Consigne 1:
Dans l'extrait fourni, changez « tollé » en « flot » et recopiez le passage qui commence par « Pourrait-on imaginer un » et se poursuit jusqu'à « très vulnérables ! ».
Consigne 2:
Relevez tous les mots placés entre guillemets dans l'extrait fourni.
Consigne 3:
Résumez en deux phrases le paragraphe de l'extrait fourni qui commence par « On refuse toute discussion ».

Extrait fourni:
##############################
Pourrait-on imaginer un tel scénario dans nos sociétés musulmanes contemporaines sans qu’il y ait un tollé de protestations ou pire des réquisitoires enflammés ? Oui, aujourd’hui où le seul fait de débattre du fait religieux est très mal vu et où questionner ne serait-ce que les interprétations religieuses est de l’ordre du sacrilège.
On refuse toute discussion alors que nulle compréhension profonde et intelligente du texte religieux ne peut être acquise sans un débat serein, critique et constructif. Formuler des questionnements devant l’extrême complexité du discours religieux est légitime et en débattre ne peut que renforcer des convictions qui, quoique établies, n’en restent pas moins très vulnérables !
Voilà ce à quoi aspiraient ces femmes croyantes de la première heure en exprimant leurs critiques. Elles voulaient une réponse, qui tout en « réaffirmant » leur véritable position au sein d’une communauté fortement imprégnée de la culture patriarcale, renforcerait leurs convictions et apaiserait leur cœur… Quoi de plus légitime pour ces femmes, qui à l’aube de l’islam, étaient en pleine « conquête » de leurs droits, que d’affirmer leur présence en « exigeant » des réponses claires quant à leur égalité spirituelle ? Et comment aujourd’hui, devant une interprétation discriminatoire du religieux, on refuse aux femmes ce même droit, à savoir, celui de porter un regard critique sur un certain nombre de dysfonctionnements manifestes dans la lecture des textes scripturaires ?
##############################
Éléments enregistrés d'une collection

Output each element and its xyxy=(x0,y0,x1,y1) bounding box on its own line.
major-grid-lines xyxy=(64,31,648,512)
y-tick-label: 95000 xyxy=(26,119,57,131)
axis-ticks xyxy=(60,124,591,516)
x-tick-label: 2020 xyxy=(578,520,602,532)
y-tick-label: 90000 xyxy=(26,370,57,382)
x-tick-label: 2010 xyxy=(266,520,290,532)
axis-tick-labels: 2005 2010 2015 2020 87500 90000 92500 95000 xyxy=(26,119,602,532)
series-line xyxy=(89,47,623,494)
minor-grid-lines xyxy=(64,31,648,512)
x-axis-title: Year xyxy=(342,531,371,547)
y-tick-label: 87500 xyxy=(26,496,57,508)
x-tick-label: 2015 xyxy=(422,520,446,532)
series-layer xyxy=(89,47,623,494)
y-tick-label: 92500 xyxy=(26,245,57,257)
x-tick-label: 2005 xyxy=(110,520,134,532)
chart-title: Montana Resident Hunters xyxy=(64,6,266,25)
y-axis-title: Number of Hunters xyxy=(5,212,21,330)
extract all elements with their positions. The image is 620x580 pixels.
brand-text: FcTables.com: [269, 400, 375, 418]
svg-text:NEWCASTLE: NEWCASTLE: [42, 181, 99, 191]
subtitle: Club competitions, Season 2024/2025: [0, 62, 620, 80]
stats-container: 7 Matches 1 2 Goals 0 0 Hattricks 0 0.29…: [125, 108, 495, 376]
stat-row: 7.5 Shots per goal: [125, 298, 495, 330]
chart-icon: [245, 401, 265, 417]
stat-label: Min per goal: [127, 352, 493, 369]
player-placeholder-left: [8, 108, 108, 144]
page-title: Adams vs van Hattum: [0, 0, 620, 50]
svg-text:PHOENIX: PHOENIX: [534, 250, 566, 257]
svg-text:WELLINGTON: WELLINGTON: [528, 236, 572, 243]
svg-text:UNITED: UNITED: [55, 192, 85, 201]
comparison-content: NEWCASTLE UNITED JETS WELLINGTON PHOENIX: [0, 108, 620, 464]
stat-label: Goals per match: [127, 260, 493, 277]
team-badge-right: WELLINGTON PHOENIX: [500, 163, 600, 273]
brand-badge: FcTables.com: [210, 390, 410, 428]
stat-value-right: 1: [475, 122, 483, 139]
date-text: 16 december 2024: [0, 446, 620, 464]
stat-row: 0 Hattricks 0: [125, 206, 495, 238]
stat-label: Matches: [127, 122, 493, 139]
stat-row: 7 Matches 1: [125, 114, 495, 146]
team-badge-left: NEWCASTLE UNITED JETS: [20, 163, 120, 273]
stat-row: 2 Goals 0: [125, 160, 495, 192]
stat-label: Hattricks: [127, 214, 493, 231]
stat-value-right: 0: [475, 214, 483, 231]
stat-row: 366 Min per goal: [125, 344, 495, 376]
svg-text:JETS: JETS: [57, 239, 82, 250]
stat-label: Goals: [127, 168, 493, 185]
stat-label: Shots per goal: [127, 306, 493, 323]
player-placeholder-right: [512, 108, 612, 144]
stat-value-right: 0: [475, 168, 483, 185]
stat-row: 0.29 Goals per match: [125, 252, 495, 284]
##############################
Réponse 1:
Pourrait-on imaginer un tel scénario dans nos sociétés musulmanes contemporaines sans qu’il y ait un flot de protestations ou pire des réquisitoires enflammés ? Oui, aujourd’hui où le seul fait de débattre du fait religieux est très mal vu et où questionner ne serait-ce que les interprétations religieuses est de l’ordre du sacrilège.
On refuse toute discussion alors que nulle compréhension profonde et intelligente du texte religieux ne peut être acquise sans un débat serein, critique et constructif. Formuler des questionnements devant l’extrême complexité du discours religieux est légitime et en débattre ne peut que renforcer des convictions qui, quoique établies, n’en restent pas moins très vulnérables !

Réponse 2:
réaffirmant, conquête, exigeant

Réponse 3:
Le refus de toute discussion empêche une compréhension profonde et intelligente du texte religieux, qui exige un débat serein, critique et constructif. S'interroger devant la complexité du discours religieux est légitime, et en débattre ne peut que renforcer des convictions établies mais très vulnérables.